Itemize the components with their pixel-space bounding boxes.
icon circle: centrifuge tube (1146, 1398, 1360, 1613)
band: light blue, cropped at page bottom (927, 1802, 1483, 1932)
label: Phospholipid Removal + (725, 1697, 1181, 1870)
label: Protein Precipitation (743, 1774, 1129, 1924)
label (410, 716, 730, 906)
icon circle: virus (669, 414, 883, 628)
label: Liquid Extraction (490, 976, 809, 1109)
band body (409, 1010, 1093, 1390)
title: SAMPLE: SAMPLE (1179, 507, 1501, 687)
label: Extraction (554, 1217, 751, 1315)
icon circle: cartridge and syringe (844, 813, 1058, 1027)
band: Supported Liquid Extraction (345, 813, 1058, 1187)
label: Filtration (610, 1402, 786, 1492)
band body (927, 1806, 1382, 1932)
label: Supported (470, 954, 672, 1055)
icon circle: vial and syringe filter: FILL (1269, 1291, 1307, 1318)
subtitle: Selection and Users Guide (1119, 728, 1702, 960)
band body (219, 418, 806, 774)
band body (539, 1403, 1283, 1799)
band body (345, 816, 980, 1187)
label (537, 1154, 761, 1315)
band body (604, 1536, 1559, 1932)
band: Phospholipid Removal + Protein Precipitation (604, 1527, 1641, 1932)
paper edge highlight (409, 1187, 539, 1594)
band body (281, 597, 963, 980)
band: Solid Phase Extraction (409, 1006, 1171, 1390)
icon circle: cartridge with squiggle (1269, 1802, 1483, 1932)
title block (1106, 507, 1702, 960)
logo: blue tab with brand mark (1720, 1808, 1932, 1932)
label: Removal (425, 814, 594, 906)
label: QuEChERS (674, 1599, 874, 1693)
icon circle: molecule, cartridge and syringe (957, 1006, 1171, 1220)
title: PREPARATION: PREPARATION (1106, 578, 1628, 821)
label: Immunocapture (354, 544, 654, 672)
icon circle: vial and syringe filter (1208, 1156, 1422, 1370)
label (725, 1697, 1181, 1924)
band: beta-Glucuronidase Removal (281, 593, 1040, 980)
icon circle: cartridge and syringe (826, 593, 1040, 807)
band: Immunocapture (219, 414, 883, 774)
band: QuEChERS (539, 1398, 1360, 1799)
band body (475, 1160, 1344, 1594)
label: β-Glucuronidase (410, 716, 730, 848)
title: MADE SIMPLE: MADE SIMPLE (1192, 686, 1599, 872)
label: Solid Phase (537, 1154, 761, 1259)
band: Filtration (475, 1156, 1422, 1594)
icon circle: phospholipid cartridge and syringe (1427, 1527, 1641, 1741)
──────────
### GOAL OF THE EXERCISE
Lines in the data that hold "Supported" are to be counted, and the number alone reported.

### EXERCISE RESPONSE
2